▶ _Directive_:
In how many lines does the string "default" appear? Answer with the number only.

** begin **

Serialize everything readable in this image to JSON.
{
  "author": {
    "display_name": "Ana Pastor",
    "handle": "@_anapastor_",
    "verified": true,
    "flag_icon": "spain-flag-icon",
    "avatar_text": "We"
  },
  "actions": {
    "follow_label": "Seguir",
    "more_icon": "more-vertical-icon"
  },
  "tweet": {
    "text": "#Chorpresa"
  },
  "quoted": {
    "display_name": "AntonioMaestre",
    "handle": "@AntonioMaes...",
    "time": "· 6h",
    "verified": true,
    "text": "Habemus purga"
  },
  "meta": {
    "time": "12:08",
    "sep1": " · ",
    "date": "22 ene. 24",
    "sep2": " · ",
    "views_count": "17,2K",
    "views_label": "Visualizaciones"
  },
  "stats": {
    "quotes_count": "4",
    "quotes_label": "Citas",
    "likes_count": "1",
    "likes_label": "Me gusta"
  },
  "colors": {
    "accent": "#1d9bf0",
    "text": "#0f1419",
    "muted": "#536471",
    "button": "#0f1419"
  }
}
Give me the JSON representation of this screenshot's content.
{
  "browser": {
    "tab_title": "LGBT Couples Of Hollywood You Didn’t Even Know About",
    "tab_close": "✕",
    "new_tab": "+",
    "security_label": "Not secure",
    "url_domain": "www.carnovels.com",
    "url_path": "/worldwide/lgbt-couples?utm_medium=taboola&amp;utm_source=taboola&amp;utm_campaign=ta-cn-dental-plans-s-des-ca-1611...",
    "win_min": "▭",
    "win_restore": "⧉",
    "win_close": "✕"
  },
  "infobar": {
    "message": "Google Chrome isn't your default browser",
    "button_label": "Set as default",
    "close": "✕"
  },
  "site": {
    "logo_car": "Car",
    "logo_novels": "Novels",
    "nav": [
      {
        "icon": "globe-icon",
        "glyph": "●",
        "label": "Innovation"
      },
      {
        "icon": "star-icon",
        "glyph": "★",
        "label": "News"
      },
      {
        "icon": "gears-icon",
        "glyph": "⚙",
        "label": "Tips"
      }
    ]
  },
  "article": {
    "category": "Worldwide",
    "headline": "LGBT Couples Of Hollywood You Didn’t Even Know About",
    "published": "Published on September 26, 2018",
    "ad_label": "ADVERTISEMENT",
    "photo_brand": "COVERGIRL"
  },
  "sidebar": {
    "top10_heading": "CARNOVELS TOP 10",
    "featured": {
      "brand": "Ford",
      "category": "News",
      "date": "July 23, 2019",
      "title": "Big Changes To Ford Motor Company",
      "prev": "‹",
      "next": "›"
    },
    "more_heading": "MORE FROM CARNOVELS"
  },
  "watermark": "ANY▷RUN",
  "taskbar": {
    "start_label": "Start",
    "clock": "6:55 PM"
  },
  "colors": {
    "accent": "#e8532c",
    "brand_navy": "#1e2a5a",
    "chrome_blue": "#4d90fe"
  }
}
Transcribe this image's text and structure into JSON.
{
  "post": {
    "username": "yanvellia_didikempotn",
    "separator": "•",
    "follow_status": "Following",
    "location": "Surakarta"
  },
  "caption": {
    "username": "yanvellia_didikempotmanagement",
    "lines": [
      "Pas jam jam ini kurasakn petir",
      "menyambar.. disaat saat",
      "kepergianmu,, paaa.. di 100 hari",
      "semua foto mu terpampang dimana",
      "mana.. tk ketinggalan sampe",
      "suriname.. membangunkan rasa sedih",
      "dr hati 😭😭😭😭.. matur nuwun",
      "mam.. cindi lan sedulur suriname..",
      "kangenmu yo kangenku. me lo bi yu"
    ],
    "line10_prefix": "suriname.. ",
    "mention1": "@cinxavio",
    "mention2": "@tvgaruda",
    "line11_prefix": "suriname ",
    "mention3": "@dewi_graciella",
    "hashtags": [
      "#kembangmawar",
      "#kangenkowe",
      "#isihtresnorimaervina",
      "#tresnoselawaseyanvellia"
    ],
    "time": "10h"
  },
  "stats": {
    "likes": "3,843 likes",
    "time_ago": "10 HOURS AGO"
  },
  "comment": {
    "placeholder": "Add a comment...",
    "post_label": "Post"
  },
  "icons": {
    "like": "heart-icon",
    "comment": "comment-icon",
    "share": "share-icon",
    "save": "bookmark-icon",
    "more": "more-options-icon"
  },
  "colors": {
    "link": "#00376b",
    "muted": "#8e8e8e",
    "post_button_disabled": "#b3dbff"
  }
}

** end **

▶ _Result for this task_:
2